• _Assigned task 1_:
Answer these questions from the comment thread, one line each, marked (a), (b), (c):
(a) Which phrase format does one commenter call very rude?
(b) According to the comment thread, the payout distribution is proportional to what?
(c) What two things could OnlyFans do to make payouts more linear?
• _Assigned task 2_: In the comment thread, one commenter says the other person is not very nice and not inclined in several ways. List every quality the other person is said to lack.
• _Assigned task 3_: Continue the comment thread about OnlyFans payouts from its last comment.

• _Reading text_:
==*==
PS.: I don’t know what I said to trigger you, but you don’t need to continue posting arguments to other comments I make across various threads. Thanks for sharing your thoughts!
You did trigger me. Read your first reply to me. Your comment really pissed me off, it was intentionally rude. "New flash"
Either way it got me curious and I started reading your other comments and I realized you're just not a very nice person and highly mistaken about a lot of things. You're not very logical or scientific or academically inclined. So I just wanted to help you out and teach you some stuff that's all.
Just responded to a couple comments you made. Just trying to be informative. :)
It was the intention. You are lying to my face. The format: "News Flash: Statement of something obvious." is very rude. Implying I don't know the obvious thing.
I hold no grudges but your previous statement is a total lie. Don't pretend it wasn't intentional.
who says that the payout distribution has to follow the power law? And even if it does naturally, OnlyFans doesn't have to just let it happen. They could take a bigger cut from the larger accounts, and distribute it such that the payouts are more linear.
>who says that the payout distribution has to follow the power law?
The payout distribution is proportional to the number of subscribers, which follows a power law.
>And even if it does naturally, OnlyFans doesn't have to just let it happen. They could take a bigger cut from the larger accounts, and distribute it such that the payouts are more linear.
How is taking a larger relative cut from the content creators bringing in the most traffic a good (much less optimal) business decision?
are you really going to want to start an account on that site? Your comment seems to align with typical capitalist motives: focus on short term gains, ignore everything else.
==*==
• _Record set_:

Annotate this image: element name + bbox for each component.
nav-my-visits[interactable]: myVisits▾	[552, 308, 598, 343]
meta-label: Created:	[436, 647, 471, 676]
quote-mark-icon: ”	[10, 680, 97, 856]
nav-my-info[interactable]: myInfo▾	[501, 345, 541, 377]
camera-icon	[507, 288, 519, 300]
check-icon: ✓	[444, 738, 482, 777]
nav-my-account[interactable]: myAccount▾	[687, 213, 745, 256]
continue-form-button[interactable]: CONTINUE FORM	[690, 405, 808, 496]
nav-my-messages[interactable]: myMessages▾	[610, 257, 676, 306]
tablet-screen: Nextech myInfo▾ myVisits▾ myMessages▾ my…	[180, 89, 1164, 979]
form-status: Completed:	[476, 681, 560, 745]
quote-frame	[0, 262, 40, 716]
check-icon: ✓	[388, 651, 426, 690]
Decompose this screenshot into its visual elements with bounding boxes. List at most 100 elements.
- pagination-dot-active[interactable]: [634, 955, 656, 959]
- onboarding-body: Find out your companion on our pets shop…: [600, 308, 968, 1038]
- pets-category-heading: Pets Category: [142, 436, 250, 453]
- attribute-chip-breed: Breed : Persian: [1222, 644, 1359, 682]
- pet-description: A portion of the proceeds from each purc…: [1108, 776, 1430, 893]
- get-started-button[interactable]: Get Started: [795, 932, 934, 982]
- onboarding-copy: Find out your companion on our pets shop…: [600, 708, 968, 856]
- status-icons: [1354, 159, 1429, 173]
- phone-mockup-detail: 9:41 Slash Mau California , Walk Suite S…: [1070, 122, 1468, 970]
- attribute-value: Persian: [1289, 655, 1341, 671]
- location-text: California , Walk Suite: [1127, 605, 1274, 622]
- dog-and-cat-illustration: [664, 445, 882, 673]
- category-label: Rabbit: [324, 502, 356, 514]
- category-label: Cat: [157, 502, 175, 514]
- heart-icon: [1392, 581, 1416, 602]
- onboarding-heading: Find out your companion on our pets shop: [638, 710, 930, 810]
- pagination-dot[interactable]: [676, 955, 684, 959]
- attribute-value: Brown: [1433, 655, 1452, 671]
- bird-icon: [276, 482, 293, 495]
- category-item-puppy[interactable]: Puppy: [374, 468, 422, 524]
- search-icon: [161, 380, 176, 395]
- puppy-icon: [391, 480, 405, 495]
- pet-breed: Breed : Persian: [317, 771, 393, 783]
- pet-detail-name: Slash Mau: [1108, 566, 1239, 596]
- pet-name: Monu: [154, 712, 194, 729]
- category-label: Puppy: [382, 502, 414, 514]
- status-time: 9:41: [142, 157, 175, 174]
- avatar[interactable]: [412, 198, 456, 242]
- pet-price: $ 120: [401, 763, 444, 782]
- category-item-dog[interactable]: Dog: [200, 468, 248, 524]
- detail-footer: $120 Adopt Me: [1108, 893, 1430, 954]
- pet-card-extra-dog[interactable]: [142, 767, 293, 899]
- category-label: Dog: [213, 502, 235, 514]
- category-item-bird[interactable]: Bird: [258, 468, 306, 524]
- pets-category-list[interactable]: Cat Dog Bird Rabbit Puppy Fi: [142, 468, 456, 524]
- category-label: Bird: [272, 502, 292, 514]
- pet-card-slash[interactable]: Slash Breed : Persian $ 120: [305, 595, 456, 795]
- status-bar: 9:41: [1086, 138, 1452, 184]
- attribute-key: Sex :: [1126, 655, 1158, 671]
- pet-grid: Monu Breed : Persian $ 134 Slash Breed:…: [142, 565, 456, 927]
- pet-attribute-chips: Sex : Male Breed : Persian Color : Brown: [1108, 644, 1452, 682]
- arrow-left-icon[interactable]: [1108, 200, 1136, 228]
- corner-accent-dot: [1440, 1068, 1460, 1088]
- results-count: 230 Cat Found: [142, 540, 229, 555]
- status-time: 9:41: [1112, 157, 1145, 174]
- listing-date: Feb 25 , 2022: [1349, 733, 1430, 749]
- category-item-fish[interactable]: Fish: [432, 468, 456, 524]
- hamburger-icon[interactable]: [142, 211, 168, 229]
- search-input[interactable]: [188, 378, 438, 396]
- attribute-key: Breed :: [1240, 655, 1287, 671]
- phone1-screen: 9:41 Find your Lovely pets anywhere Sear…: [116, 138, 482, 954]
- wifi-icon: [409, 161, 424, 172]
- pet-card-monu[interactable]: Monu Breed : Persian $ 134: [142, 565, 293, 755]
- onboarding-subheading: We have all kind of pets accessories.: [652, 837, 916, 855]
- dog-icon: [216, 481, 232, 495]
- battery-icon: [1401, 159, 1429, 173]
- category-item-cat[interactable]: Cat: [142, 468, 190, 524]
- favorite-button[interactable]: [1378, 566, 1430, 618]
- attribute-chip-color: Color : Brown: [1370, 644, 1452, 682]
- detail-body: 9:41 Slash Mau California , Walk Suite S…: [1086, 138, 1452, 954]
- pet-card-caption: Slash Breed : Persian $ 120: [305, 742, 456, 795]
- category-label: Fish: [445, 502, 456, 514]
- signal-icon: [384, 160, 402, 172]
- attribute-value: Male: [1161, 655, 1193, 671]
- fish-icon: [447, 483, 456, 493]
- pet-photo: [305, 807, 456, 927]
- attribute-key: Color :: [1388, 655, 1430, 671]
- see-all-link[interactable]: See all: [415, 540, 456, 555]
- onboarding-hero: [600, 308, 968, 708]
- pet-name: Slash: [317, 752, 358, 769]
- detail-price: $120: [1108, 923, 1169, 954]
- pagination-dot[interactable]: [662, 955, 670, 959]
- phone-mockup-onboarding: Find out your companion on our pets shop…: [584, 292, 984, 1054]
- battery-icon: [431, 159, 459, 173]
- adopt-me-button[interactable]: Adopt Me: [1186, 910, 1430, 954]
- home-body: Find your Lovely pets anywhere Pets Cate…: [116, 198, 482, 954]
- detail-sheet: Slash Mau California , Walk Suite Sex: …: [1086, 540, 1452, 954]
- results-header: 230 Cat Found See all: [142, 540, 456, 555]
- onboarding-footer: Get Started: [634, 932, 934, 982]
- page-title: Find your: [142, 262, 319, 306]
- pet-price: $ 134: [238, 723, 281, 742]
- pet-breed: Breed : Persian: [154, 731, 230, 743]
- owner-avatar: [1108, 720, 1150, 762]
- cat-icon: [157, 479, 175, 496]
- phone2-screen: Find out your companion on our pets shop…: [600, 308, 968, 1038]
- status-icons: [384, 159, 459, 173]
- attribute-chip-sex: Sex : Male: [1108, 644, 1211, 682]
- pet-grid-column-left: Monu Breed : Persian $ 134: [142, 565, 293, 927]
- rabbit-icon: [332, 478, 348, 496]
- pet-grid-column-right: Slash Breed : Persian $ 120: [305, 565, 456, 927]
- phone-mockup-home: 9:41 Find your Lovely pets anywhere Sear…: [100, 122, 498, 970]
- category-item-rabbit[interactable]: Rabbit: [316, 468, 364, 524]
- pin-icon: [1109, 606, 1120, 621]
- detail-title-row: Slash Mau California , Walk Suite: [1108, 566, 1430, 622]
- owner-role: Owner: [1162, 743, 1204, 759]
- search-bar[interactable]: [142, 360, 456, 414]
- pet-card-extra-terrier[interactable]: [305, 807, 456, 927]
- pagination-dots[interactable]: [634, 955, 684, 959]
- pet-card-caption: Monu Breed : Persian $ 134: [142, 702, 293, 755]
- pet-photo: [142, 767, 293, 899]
==*==
• _Answer box 1_:
(a) "News Flash: Statement of something obvious."
(b) The number of subscribers.
(c) Take a bigger cut from the larger accounts and distribute it so the payouts are more linear.

• _Answer box 2_:
- Nice
- Logical
- Scientific
- Academically inclined

• _Answer box 3_:
>are you really going to want to start an account on that site?
If I thought it would benefit me and was worth my time, then yes? Is the implication one shouldn't try to earn extra income because someone else earns more?
>Your comment seems to align with typical capitalist motives: focus on short term gains, ignore everything else.
That's somewhat of an ad hominem. Anyways I'm all ears if you have a superior evidence-based economic model, instead of selling utopia.
Do you have sources or evidence that this linear payout system can work? Any businesses, platforms, or countries that have successfully used this type of model?
Nope. But I'm also not the one claiming a new model I've invented will work and should replace the current system. Your claim would be more convincing if you could point to an existing business or platform that uses the linear payout successfully.
Okay, but that's in the context of the state which can use its monopoly on violence to enforce such a redistribution. How might that work in private organizations? If you think governments should get involved, what do you think of the side effects? Such redistribution is effectively a tax on the top performers and a subsidy for the bottom performers. A popular saying is that "you get more of what you subsidize and less of what you tax". Why should we encourage more people into selling intimate pictures of themselves? Is that a policy that governments should really be pushing? You could argue onlyfan producers have some duty to their community or whatever, but they already pay income taxes. Why must they face additional redistribution compared to lawyers or programmers?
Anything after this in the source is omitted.